All lines in the data bearing the string "ортопед" should be identified and copied.

============

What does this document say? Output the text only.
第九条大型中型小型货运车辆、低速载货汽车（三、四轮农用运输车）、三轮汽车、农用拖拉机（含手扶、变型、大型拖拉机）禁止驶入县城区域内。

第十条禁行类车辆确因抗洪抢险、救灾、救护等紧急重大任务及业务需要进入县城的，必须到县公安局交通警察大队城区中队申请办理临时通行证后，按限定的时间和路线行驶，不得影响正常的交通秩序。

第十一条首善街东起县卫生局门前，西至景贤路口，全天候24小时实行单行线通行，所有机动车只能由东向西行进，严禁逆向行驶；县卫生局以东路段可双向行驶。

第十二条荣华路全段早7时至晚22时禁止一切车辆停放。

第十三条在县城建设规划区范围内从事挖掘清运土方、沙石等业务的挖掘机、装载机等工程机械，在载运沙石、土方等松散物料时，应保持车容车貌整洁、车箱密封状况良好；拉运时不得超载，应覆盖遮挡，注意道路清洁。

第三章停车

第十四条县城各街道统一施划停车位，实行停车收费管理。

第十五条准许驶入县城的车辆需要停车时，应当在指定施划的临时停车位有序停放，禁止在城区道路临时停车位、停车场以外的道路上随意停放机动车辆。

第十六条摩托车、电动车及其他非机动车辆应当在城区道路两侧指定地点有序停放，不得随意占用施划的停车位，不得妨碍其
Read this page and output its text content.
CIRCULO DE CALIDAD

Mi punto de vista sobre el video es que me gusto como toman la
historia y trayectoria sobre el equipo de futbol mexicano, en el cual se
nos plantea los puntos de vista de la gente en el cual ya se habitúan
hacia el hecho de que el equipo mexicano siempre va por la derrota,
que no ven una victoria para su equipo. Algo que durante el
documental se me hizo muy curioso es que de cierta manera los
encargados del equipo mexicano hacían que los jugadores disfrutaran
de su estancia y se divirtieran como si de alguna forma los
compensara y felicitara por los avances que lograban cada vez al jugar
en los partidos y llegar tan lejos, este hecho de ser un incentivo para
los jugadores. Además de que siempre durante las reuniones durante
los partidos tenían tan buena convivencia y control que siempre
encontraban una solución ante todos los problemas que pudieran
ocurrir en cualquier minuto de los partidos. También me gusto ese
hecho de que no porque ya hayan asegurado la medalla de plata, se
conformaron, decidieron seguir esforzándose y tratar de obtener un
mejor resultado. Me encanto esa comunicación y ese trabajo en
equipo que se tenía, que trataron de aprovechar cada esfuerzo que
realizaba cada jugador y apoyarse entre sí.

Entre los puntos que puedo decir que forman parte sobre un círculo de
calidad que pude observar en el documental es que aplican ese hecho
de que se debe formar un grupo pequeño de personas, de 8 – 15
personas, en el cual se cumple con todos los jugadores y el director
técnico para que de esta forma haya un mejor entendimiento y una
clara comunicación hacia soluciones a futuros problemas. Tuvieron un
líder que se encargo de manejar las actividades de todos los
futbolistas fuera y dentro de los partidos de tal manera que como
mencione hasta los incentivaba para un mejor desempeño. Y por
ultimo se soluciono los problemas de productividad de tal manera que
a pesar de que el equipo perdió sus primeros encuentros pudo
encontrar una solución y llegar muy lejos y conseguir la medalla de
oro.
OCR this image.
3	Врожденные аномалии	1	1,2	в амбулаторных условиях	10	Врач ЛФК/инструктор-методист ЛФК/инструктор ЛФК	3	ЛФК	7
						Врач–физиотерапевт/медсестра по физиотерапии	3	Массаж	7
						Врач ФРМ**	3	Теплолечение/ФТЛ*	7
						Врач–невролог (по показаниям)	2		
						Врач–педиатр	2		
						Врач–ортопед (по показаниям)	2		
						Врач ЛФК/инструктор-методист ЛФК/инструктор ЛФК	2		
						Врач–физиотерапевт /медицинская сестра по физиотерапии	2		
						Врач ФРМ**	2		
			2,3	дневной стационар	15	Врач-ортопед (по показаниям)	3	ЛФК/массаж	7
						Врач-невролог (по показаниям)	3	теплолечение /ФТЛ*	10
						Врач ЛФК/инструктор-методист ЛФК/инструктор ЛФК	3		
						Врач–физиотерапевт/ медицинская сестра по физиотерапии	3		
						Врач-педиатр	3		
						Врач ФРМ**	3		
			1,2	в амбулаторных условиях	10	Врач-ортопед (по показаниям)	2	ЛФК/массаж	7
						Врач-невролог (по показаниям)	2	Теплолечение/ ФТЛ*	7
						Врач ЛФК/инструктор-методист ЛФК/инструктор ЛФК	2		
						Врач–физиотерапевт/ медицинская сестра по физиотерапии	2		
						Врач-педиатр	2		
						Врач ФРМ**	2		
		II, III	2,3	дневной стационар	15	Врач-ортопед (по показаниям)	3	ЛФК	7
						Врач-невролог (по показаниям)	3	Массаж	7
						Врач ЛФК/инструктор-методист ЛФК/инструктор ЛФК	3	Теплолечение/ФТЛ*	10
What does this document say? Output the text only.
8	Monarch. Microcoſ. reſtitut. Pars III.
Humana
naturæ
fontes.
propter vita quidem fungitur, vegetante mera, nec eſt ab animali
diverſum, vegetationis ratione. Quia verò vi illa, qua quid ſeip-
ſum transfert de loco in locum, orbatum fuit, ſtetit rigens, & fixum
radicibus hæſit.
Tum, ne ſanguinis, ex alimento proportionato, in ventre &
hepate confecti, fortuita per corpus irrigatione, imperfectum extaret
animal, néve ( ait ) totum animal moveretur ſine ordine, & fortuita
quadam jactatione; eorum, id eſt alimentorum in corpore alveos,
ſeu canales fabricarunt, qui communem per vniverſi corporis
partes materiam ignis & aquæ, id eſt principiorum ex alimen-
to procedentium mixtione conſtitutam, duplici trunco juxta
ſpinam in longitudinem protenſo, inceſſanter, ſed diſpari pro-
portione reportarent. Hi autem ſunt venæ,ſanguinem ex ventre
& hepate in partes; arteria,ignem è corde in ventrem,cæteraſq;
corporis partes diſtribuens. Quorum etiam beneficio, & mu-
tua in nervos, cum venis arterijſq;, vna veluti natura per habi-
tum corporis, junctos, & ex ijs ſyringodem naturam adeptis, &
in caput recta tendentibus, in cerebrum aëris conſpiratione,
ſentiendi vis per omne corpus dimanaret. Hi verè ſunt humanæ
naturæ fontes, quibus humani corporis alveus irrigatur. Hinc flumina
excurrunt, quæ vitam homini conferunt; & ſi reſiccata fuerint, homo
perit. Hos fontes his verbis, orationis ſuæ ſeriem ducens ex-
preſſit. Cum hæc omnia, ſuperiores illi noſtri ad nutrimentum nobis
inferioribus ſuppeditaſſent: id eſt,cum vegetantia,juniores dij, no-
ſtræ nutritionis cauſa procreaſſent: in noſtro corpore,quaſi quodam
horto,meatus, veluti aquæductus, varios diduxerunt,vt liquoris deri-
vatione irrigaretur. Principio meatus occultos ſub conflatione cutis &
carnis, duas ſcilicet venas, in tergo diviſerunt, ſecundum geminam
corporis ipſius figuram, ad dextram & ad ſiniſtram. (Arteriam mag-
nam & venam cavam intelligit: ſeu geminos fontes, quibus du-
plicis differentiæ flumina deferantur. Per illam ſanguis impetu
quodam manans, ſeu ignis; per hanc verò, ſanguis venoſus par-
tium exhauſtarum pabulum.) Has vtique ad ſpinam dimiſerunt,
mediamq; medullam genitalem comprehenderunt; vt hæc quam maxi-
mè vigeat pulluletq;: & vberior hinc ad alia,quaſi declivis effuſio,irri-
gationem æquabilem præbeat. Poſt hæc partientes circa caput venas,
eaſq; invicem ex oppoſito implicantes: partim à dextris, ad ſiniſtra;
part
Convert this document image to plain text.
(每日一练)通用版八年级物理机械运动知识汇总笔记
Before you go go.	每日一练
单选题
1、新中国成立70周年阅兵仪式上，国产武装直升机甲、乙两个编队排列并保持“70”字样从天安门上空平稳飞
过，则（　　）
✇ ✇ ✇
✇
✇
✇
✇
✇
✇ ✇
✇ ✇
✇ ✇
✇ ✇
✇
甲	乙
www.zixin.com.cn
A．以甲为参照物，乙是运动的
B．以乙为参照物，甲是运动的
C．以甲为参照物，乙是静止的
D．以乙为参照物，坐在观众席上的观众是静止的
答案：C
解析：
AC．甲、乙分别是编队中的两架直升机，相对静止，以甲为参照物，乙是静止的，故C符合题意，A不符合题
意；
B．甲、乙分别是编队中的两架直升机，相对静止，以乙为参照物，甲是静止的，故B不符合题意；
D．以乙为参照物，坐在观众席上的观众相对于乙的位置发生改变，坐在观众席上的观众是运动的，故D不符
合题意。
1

============

_Written answer_:
						Врач–ортопед (по показаниям)	2		
			2,3	дневной стационар	15	Врач-ортопед (по показаниям)	3	ЛФК/массаж	7
			1,2	в амбулаторных условиях	10	Врач-ортопед (по показаниям)	2	ЛФК/массаж	7
		II, III	2,3	дневной стационар	15	Врач-ортопед (по показаниям)	3	ЛФК	7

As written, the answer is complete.